#### [To be done]
Comb through the entries for "Sodium" and pull out each line that holds it.

(Figure record listings)
◇ ◇ ◇

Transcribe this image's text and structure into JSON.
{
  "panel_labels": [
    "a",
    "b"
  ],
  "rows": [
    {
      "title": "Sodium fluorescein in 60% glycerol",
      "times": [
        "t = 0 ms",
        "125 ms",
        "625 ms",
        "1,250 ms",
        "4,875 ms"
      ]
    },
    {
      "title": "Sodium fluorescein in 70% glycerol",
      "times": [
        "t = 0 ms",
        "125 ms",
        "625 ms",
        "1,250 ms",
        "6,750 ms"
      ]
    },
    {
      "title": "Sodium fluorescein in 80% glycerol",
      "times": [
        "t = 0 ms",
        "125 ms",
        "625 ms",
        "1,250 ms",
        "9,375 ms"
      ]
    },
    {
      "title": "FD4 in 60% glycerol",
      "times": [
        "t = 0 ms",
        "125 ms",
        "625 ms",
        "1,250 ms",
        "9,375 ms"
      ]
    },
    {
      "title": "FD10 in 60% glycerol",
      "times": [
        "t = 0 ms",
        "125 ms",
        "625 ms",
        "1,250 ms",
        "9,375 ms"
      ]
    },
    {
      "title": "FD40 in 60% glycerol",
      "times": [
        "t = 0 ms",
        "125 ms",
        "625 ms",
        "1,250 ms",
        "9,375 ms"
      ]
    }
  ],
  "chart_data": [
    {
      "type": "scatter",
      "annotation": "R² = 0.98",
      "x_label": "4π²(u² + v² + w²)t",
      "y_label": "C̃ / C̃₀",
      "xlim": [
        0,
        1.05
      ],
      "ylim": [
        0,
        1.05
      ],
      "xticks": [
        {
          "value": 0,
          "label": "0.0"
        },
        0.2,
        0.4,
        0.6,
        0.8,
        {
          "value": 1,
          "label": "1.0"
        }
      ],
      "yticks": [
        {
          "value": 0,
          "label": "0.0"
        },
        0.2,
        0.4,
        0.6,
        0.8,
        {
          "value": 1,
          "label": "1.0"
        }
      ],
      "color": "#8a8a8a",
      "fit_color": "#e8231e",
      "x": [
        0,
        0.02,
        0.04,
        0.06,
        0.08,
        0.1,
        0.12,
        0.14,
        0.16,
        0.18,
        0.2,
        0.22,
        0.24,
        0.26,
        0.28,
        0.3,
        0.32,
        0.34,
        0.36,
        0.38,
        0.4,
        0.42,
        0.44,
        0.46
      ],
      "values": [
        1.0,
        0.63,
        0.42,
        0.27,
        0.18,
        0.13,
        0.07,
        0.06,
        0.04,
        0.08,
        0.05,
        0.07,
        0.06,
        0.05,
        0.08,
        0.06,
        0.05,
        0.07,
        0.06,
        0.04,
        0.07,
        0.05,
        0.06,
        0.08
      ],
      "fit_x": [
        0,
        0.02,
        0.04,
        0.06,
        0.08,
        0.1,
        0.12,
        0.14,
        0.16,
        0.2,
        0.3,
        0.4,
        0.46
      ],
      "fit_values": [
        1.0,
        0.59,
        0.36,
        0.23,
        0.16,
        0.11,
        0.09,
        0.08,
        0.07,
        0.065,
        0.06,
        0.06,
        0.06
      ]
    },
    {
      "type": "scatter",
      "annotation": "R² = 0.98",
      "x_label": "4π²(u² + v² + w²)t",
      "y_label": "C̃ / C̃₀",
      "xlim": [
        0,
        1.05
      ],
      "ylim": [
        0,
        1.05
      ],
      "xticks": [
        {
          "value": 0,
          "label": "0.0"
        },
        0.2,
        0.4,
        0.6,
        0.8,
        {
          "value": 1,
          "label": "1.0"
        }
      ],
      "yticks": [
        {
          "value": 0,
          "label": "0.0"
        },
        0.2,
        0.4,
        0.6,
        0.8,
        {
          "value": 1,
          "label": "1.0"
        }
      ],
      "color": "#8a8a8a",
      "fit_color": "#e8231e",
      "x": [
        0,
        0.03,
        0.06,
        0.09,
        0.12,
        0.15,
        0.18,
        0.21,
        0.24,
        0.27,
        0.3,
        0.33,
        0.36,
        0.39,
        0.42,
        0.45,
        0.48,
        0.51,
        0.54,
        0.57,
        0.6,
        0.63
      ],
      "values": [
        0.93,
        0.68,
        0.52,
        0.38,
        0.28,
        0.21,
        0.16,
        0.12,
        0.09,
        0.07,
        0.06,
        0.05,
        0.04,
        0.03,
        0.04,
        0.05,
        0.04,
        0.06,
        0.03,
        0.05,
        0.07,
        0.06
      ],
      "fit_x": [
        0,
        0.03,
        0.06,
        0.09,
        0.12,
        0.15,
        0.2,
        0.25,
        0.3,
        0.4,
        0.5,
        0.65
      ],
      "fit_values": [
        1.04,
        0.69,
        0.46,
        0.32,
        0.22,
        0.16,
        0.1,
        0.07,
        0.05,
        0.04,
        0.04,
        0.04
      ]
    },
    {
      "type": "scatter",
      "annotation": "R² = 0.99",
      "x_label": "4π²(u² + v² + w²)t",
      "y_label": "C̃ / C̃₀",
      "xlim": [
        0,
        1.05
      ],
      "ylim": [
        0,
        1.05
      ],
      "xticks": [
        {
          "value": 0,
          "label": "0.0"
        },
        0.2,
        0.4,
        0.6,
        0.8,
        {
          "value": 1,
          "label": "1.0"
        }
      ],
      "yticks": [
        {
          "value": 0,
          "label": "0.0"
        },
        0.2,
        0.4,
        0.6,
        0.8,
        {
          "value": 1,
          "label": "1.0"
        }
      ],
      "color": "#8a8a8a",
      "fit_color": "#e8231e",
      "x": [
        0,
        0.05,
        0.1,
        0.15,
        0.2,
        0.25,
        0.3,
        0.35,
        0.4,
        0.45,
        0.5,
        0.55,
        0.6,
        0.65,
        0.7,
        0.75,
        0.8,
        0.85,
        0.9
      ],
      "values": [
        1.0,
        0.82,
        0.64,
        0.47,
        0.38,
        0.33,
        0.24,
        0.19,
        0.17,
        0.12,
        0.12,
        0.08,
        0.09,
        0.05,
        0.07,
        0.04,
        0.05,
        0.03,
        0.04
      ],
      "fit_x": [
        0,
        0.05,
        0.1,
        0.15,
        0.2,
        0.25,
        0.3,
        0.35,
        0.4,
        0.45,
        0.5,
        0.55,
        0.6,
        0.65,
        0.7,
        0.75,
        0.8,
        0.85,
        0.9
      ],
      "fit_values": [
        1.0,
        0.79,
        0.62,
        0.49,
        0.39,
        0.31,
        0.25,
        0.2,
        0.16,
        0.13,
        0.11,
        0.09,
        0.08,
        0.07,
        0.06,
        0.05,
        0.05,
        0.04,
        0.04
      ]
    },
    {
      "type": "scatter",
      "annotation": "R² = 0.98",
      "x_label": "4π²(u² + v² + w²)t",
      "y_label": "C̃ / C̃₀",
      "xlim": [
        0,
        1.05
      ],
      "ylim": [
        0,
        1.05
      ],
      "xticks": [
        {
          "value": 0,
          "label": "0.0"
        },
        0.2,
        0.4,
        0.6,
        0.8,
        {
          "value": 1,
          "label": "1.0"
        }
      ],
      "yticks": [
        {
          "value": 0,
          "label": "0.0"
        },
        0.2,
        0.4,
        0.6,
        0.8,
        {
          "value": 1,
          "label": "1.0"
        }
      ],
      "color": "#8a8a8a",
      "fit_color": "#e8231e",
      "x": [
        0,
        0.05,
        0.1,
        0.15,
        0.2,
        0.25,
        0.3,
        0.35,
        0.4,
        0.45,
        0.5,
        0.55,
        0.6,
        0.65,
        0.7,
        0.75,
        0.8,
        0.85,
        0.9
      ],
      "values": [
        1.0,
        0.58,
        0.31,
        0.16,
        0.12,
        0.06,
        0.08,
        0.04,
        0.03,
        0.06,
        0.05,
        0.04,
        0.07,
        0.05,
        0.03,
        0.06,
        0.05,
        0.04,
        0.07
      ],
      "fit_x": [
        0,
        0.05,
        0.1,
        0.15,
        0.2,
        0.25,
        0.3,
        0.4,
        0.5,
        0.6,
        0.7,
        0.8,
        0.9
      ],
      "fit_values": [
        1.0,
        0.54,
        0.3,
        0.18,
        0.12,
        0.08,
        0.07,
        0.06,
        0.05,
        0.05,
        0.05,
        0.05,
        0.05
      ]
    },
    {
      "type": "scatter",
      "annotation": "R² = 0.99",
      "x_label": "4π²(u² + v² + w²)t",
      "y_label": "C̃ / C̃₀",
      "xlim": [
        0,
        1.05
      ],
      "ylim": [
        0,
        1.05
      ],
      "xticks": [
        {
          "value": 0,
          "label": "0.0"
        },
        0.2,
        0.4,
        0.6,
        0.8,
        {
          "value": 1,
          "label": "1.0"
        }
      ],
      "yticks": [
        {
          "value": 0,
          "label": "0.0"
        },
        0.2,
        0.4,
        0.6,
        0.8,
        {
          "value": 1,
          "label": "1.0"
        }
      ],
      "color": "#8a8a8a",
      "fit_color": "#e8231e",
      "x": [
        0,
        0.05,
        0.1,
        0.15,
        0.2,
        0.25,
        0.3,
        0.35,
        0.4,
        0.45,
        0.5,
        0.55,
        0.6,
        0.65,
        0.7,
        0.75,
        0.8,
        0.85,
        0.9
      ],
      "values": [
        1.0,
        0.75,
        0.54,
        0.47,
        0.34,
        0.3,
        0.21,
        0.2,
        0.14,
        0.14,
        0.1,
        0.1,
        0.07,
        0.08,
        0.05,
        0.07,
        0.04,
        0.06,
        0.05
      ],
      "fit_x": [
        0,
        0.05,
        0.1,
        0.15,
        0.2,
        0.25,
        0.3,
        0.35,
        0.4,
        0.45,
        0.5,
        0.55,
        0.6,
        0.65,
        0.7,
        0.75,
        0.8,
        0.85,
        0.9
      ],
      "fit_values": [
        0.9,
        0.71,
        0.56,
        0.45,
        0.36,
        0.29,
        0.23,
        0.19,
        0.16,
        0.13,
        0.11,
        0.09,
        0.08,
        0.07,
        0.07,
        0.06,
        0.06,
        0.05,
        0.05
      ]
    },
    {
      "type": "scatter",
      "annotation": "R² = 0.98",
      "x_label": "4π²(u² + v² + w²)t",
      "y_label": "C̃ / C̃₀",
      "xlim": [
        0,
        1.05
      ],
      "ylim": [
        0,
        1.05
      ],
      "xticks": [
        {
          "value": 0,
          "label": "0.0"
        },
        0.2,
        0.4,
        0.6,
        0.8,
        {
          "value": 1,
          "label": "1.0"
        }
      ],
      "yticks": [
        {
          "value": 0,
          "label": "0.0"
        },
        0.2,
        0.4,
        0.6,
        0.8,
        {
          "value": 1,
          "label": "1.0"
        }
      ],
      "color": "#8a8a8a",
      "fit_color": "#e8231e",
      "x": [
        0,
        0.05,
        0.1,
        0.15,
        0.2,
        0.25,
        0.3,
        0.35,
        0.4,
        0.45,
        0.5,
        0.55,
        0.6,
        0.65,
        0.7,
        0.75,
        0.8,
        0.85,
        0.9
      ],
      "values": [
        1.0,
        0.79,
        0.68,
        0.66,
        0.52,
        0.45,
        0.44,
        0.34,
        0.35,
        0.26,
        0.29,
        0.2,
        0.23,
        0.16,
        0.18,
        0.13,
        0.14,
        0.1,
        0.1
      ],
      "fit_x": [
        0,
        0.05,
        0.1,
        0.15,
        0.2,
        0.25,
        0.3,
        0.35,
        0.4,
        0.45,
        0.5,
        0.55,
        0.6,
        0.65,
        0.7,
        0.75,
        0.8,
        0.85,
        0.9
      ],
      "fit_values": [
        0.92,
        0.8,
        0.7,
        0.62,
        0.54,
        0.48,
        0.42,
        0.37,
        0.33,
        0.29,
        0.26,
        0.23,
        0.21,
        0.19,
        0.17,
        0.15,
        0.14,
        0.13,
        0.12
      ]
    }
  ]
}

◇ ◇ ◇

#### [In response]
      "title": "Sodium fluorescein in 60% glycerol",
      "title": "Sodium fluorescein in 70% glycerol",
      "title": "Sodium fluorescein in 80% glycerol",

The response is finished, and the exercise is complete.